[Begin Entries provided]
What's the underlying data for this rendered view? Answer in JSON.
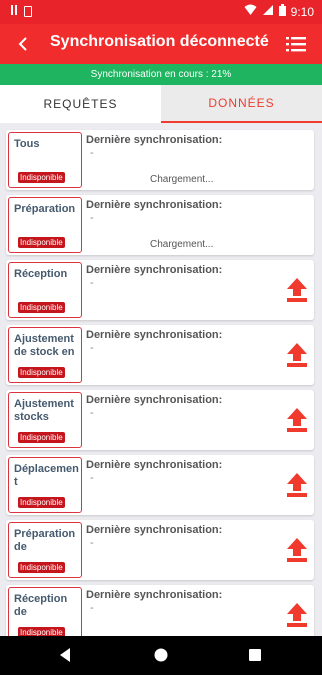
{
  "status_bar": {
    "time": "9:10"
  },
  "app_bar": {
    "title": "Synchronisation déconnecté"
  },
  "sync_banner": {
    "text": "Synchronisation en cours : 21%"
  },
  "tabs": [
    {
      "label": "REQUÊTES",
      "active": false
    },
    {
      "label": "DONNÉES",
      "active": true
    }
  ],
  "sync_label": "Dernière synchronisation:",
  "items": [
    {
      "name": "Tous",
      "badge": "Indisponible",
      "last_sync": "-",
      "loading": "Chargement..."
    },
    {
      "name": "Préparation",
      "badge": "Indisponible",
      "last_sync": "-",
      "loading": "Chargement..."
    },
    {
      "name": "Réception",
      "badge": "Indisponible",
      "last_sync": "-"
    },
    {
      "name": "Ajustement de stock en",
      "badge": "Indisponible",
      "last_sync": "-"
    },
    {
      "name": "Ajustement stocks",
      "badge": "Indisponible",
      "last_sync": "-"
    },
    {
      "name": "Déplacement",
      "badge": "Indisponible",
      "last_sync": "-"
    },
    {
      "name": "Préparation de",
      "badge": "Indisponible",
      "last_sync": "-"
    },
    {
      "name": "Réception de",
      "badge": "Indisponible",
      "last_sync": "-"
    }
  ],
  "colors": {
    "app_bar": "#f02c2c",
    "status_bar": "#e8232a",
    "sync_banner": "#1fb45f",
    "badge": "#c5161d",
    "accent": "#ef3b30"
  },
  "icons": {
    "back": "arrow-left-icon",
    "menu": "list-menu-icon",
    "upload": "upload-arrow-icon"
  }
}
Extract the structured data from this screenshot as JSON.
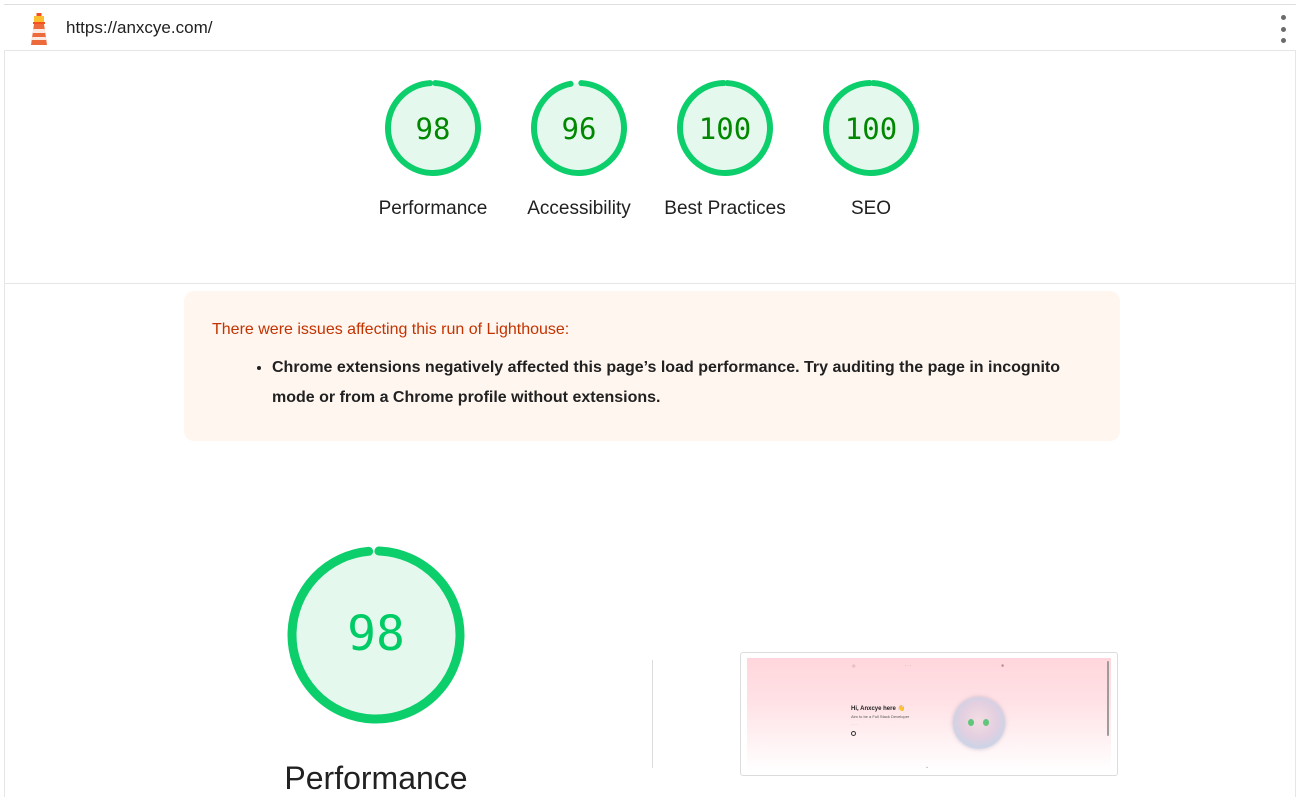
{
  "header": {
    "url": "https://anxcye.com/"
  },
  "categories": [
    {
      "name": "Performance",
      "score": "98",
      "fraction": 0.98
    },
    {
      "name": "Accessibility",
      "score": "96",
      "fraction": 0.96
    },
    {
      "name": "Best Practices",
      "score": "100",
      "fraction": 1.0
    },
    {
      "name": "SEO",
      "score": "100",
      "fraction": 1.0
    }
  ],
  "warning": {
    "title": "There were issues affecting this run of Lighthouse:",
    "items": [
      "Chrome extensions negatively affected this page’s load performance. Try auditing the page in incognito mode or from a Chrome profile without extensions."
    ]
  },
  "performance": {
    "score": "98",
    "fraction": 0.98,
    "label": "Performance"
  },
  "screenshot": {
    "nav_center": "···",
    "heading": "Hi, Anxcye here 👋",
    "subtitle": "Aim to be a Full Stack Developer",
    "small_text": "·······"
  },
  "colors": {
    "pass_ring": "#0cce6b",
    "pass_fill": "#e5f8ee",
    "pass_text": "#008800",
    "warning_bg": "#fff6f0",
    "warning_title": "#c33300"
  }
}
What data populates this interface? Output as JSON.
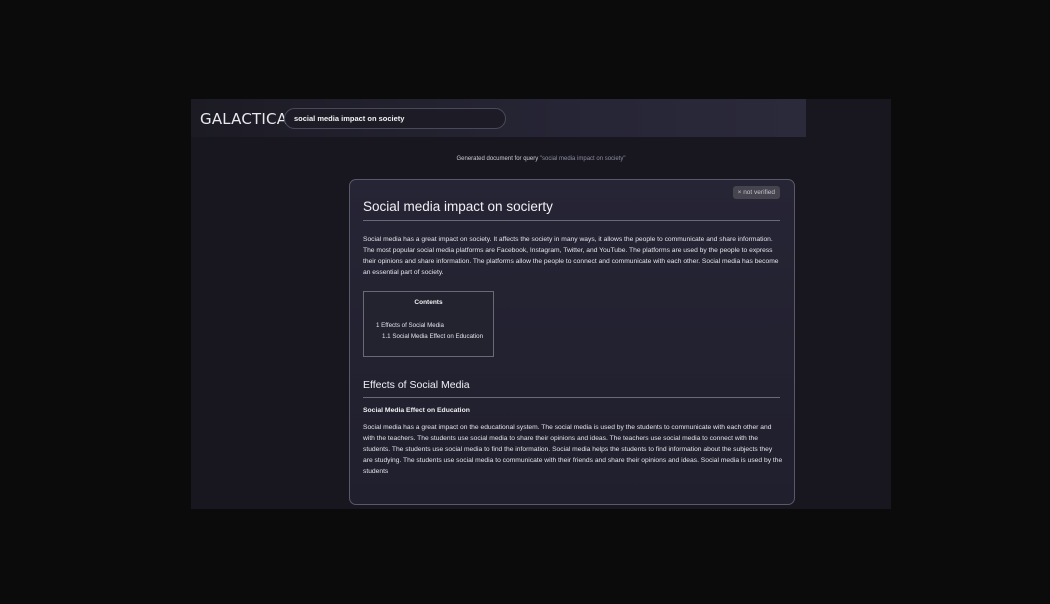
{
  "app": {
    "logo": "GALACTICA"
  },
  "search": {
    "value": "social media impact on society"
  },
  "generated": {
    "prefix": "Generated document for query ",
    "query": "\"social media impact on society\""
  },
  "document": {
    "badge": "× not verified",
    "title": "Social media impact on socierty",
    "intro": "Social media has a great impact on society. It affects the society in many ways, it allows the people to communicate and share information. The most popular social media platforms are Facebook, Instagram, Twitter, and YouTube. The platforms are used by the people to express their opinions and share information. The platforms allow the people to connect and communicate with each other. Social media has become an essential part of society.",
    "toc": {
      "title": "Contents",
      "items": [
        "1 Effects of Social Media",
        "1.1 Social Media Effect on Education"
      ]
    },
    "section": {
      "heading": "Effects of Social Media",
      "subheading": "Social Media Effect on Education",
      "body": "Social media has a great impact on the educational system. The social media is used by the students to communicate with each other and with the teachers. The students use social media to share their opinions and ideas. The teachers use social media to connect with the students. The students use social media to find the information. Social media helps the students to find information about the subjects they are studying. The students use social media to communicate with their friends and share their opinions and ideas. Social media is used by the students"
    }
  }
}
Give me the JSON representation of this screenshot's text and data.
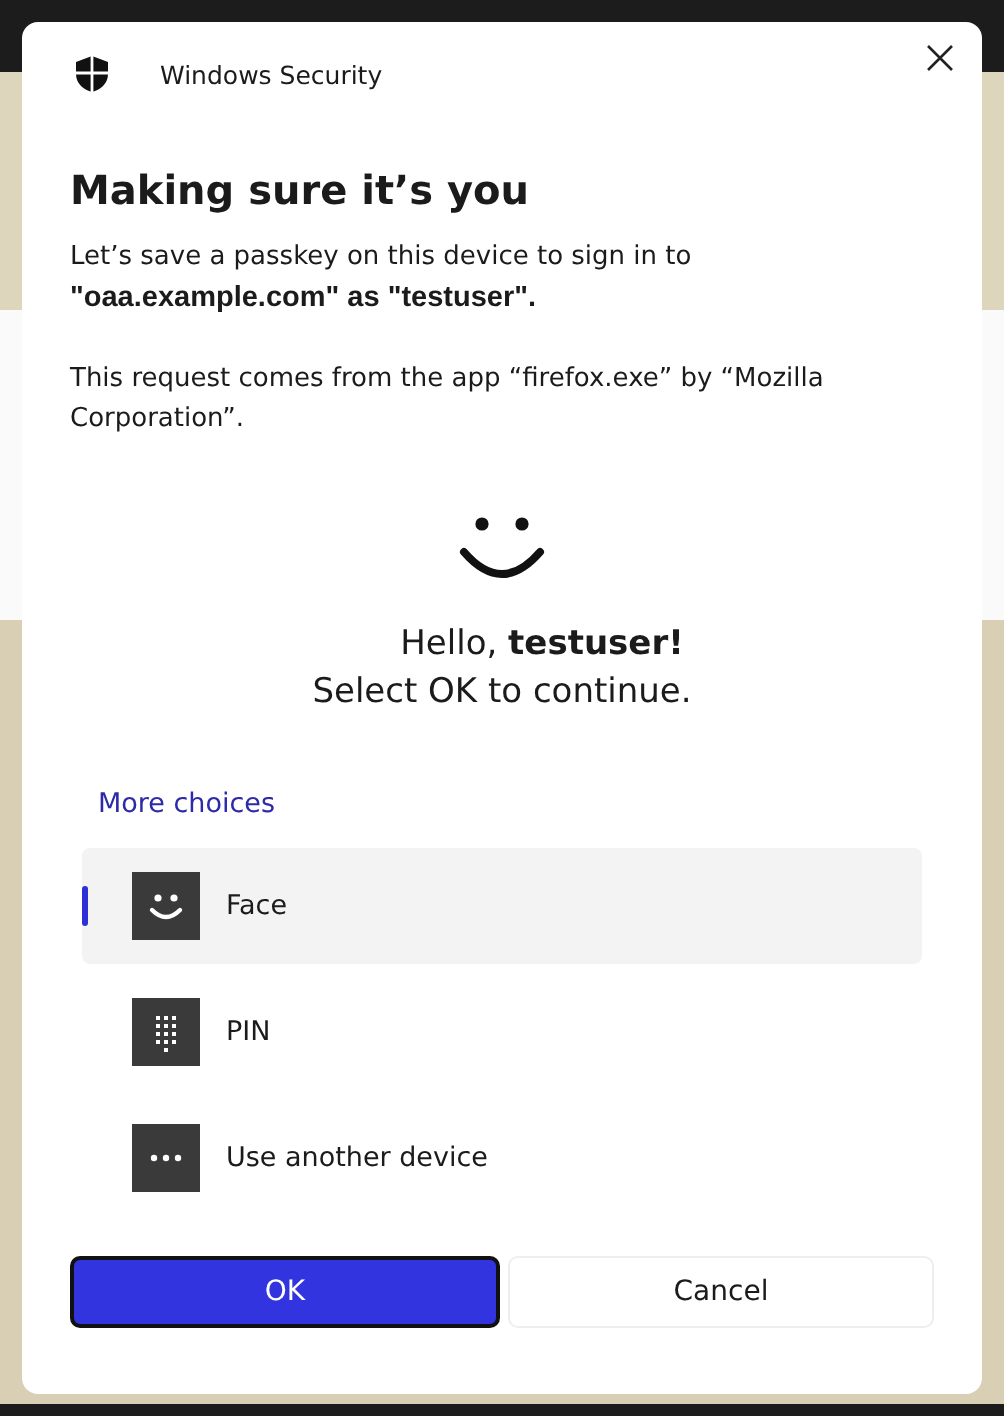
{
  "window": {
    "title": "Windows Security"
  },
  "heading": "Making sure it’s you",
  "message": "Let’s save a passkey on this device to sign in to **\"oaa.example.com\" as \"testuser\".**",
  "request_note": "This request comes from the app “firefox.exe” by “Mozilla Corporation”.",
  "greeting": "Hello, **testuser!**",
  "prompt": "Select OK to continue.",
  "more_choices": "More choices",
  "options": [
    {
      "label": "Face",
      "kind": "face",
      "selected": true
    },
    {
      "label": "PIN",
      "kind": "pin",
      "selected": false
    },
    {
      "label": "Use another device",
      "kind": "device",
      "selected": false
    }
  ],
  "buttons": [
    {
      "label": "OK",
      "kind": "primary"
    },
    {
      "label": "Cancel",
      "kind": "secondary"
    }
  ]
}
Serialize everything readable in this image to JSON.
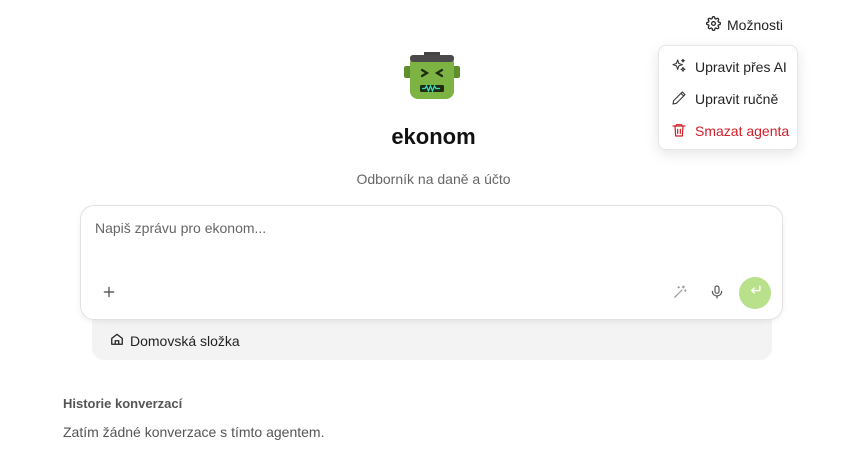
{
  "header": {
    "options_label": "Možnosti"
  },
  "menu": {
    "items": [
      {
        "label": "Upravit přes AI",
        "icon": "sparkles-icon"
      },
      {
        "label": "Upravit ručně",
        "icon": "pencil-icon"
      },
      {
        "label": "Smazat agenta",
        "icon": "trash-icon"
      }
    ],
    "danger_color": "#d0202a"
  },
  "agent": {
    "name": "ekonom",
    "description": "Odborník na daně a účto",
    "avatar": "frankenstein-robot-avatar",
    "avatar_color": "#7cb342"
  },
  "composer": {
    "placeholder": "Napiš zprávu pro ekonom...",
    "value": "",
    "send_color": "#b9e08a"
  },
  "folder": {
    "label": "Domovská složka"
  },
  "history": {
    "title": "Historie konverzací",
    "empty_text": "Zatím žádné konverzace s tímto agentem."
  }
}
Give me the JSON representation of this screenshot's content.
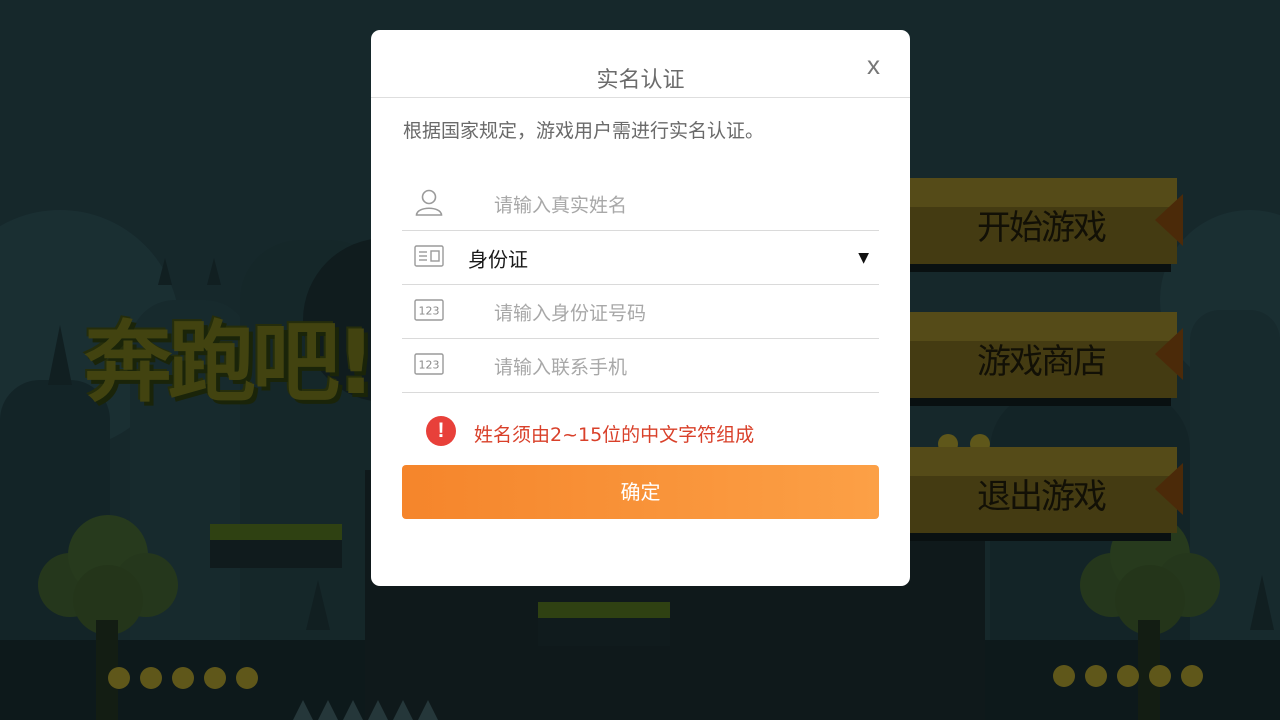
{
  "game": {
    "title": "奔跑吧!",
    "menu": [
      "开始游戏",
      "游戏商店",
      "退出游戏"
    ]
  },
  "dialog": {
    "title": "实名认证",
    "close_label": "x",
    "notice": "根据国家规定，游戏用户需进行实名认证。",
    "name_placeholder": "请输入真实姓名",
    "id_type_value": "身份证",
    "id_type_arrow": "▼",
    "id_number_placeholder": "请输入身份证号码",
    "phone_placeholder": "请输入联系手机",
    "error_icon": "!",
    "error_message": "姓名须由2~15位的中文字符组成",
    "confirm_label": "确定"
  },
  "colors": {
    "accent": "#f5852b",
    "error": "#d9402a",
    "background": "#1d3338"
  }
}
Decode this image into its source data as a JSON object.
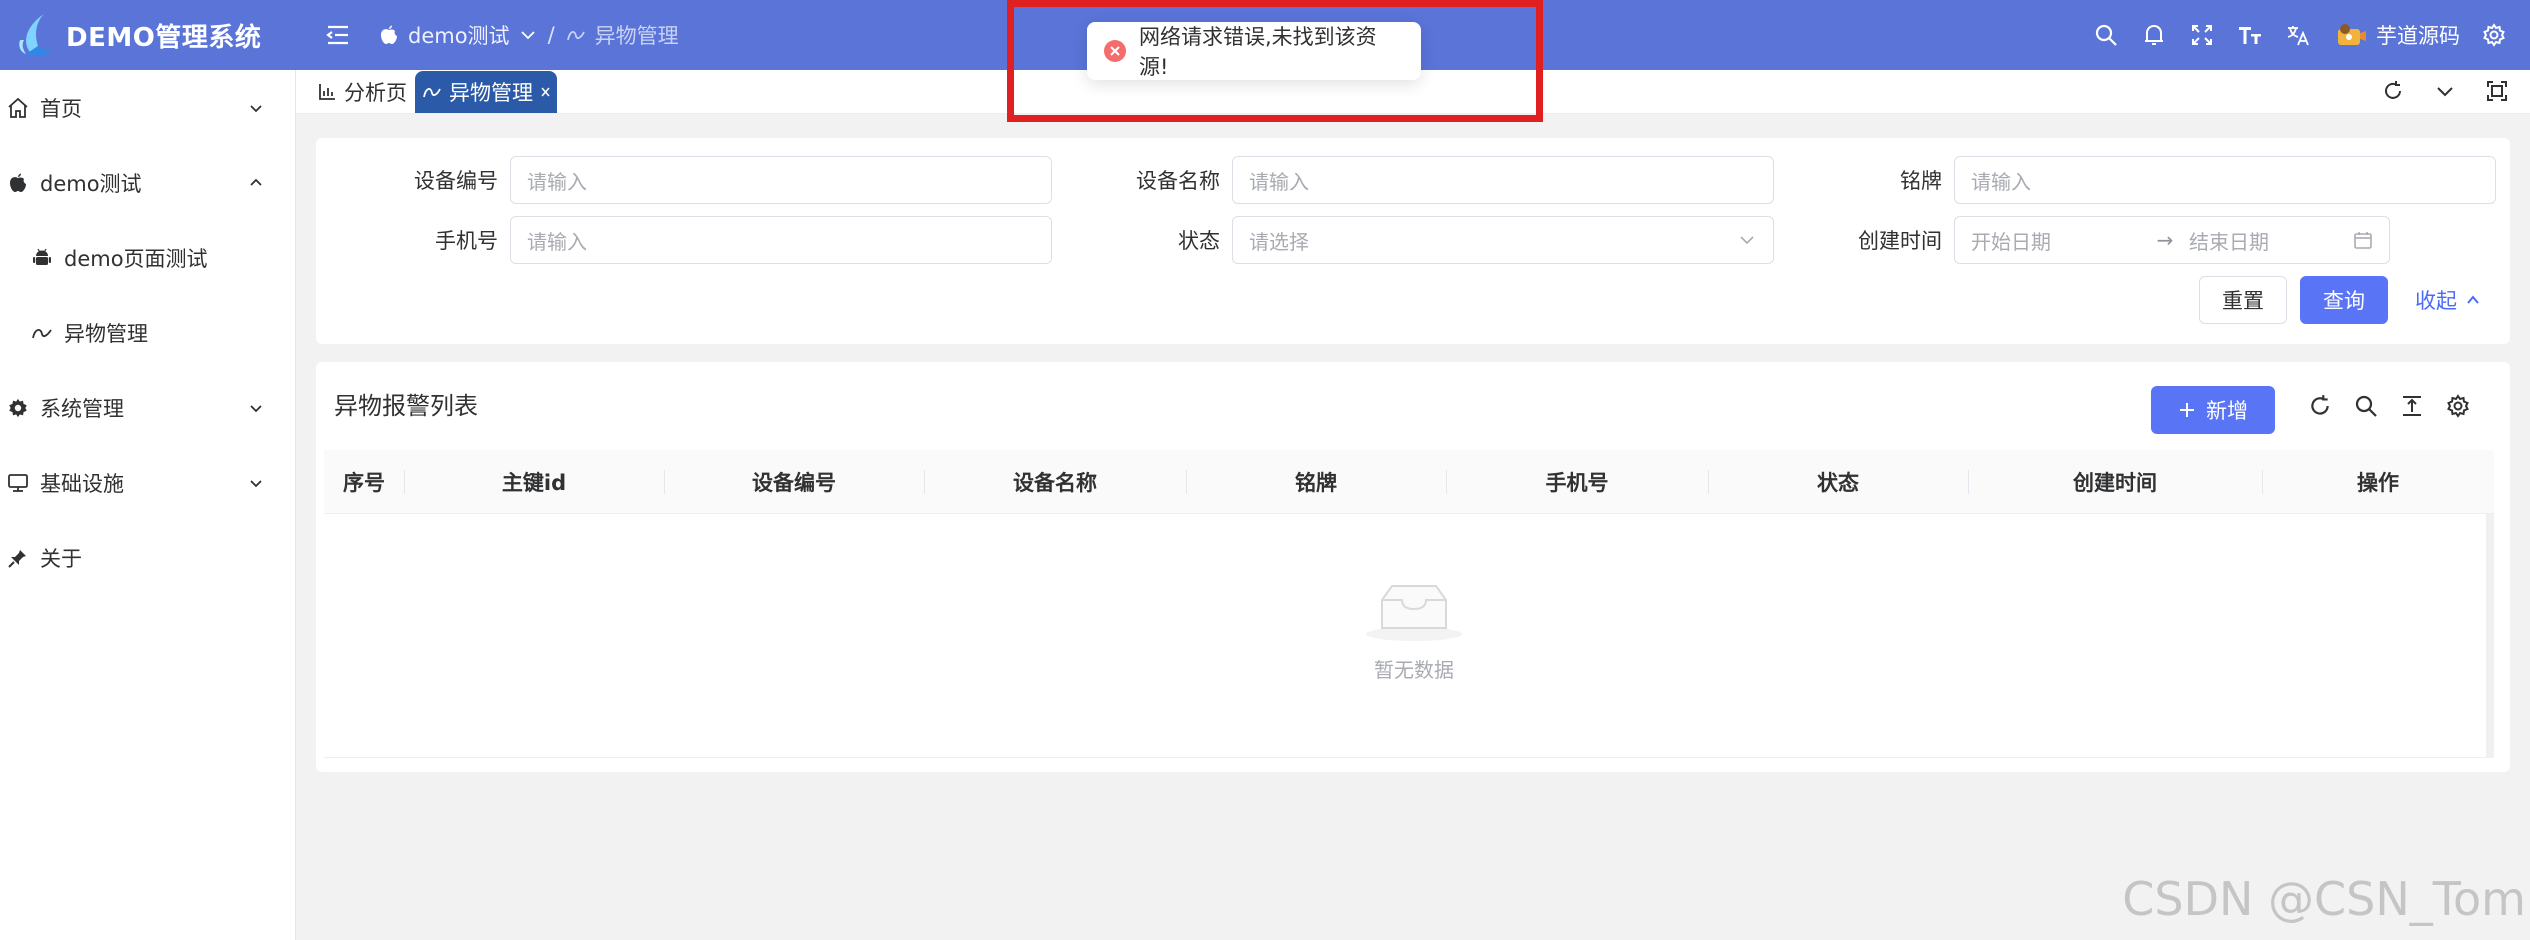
[End Entries provided]
Copy all lines in the listing above where the string "data" appears.

What's the underlying data for this rendered view? Answer in JSON.
Extract the structured data from this screenshot as JSON.
What data populates this interface? Output as JSON.
Give me the JSON representation of this screenshot's text and data.
Decode this image into its source data as a JSON object.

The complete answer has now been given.